Exercise goal: Return every line of the material exactly.

Listed records:
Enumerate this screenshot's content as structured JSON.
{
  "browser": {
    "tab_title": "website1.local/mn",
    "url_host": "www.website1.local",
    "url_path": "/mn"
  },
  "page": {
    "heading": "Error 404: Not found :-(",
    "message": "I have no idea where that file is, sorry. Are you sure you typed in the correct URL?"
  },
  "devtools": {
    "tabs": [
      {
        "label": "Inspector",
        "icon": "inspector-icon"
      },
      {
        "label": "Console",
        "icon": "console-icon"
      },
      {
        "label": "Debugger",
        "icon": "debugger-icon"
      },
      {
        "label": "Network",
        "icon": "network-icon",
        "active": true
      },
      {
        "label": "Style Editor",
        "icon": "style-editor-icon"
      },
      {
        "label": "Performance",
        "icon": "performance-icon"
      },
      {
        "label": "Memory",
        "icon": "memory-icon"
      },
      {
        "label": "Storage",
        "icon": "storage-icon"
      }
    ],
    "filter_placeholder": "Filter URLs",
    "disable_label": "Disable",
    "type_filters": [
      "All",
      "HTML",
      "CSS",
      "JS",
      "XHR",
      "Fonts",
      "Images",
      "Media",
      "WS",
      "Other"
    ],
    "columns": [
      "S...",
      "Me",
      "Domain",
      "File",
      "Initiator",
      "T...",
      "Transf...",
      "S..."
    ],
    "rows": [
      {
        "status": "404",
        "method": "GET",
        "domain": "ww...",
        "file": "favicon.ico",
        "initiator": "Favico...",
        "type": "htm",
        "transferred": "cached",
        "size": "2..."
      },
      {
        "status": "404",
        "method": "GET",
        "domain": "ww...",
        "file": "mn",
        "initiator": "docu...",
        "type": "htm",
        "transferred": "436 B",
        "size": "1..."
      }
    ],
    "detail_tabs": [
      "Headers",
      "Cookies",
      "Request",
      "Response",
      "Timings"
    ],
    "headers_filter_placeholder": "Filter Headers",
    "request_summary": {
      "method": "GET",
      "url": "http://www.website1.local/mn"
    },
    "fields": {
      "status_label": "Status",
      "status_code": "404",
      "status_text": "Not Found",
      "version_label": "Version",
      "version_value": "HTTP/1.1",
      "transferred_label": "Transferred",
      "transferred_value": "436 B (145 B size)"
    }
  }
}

Response to this exercise:
Enumerate this screenshot's content as structured JSON.
{
  "browser": {
    "tab_title": "website1.local/mn",
    "url_host": "www.website1.local",
    "url_path": "/mn"
  },
  "page": {
    "heading": "Error 404: Not found :-(",
    "message": "I have no idea where that file is, sorry. Are you sure you typed in the correct URL?"
  },
  "devtools": {
    "tabs": [
      {
        "label": "Inspector",
        "icon": "inspector-icon"
      },
      {
        "label": "Console",
        "icon": "console-icon"
      },
      {
        "label": "Debugger",
        "icon": "debugger-icon"
      },
      {
        "label": "Network",
        "icon": "network-icon",
        "active": true
      },
      {
        "label": "Style Editor",
        "icon": "style-editor-icon"
      },
      {
        "label": "Performance",
        "icon": "performance-icon"
      },
      {
        "label": "Memory",
        "icon": "memory-icon"
      },
      {
        "label": "Storage",
        "icon": "storage-icon"
      }
    ],
    "filter_placeholder": "Filter URLs",
    "disable_label": "Disable",
    "type_filters": [
      "All",
      "HTML",
      "CSS",
      "JS",
      "XHR",
      "Fonts",
      "Images",
      "Media",
      "WS",
      "Other"
    ],
    "columns": [
      "S...",
      "Me",
      "Domain",
      "File",
      "Initiator",
      "T...",
      "Transf...",
      "S..."
    ],
    "rows": [
      {
        "status": "404",
        "method": "GET",
        "domain": "ww...",
        "file": "favicon.ico",
        "initiator": "Favico...",
        "type": "htm",
        "transferred": "cached",
        "size": "2..."
      },
      {
        "status": "404",
        "method": "GET",
        "domain": "ww...",
        "file": "mn",
        "initiator": "docu...",
        "type": "htm",
        "transferred": "436 B",
        "size": "1..."
      }
    ],
    "detail_tabs": [
      "Headers",
      "Cookies",
      "Request",
      "Response",
      "Timings"
    ],
    "headers_filter_placeholder": "Filter Headers",
    "request_summary": {
      "method": "GET",
      "url": "http://www.website1.local/mn"
    },
    "fields": {
      "status_label": "Status",
      "status_code": "404",
      "status_text": "Not Found",
      "version_label": "Version",
      "version_value": "HTTP/1.1",
      "transferred_label": "Transferred",
      "transferred_value": "436 B (145 B size)"
    }
  }
}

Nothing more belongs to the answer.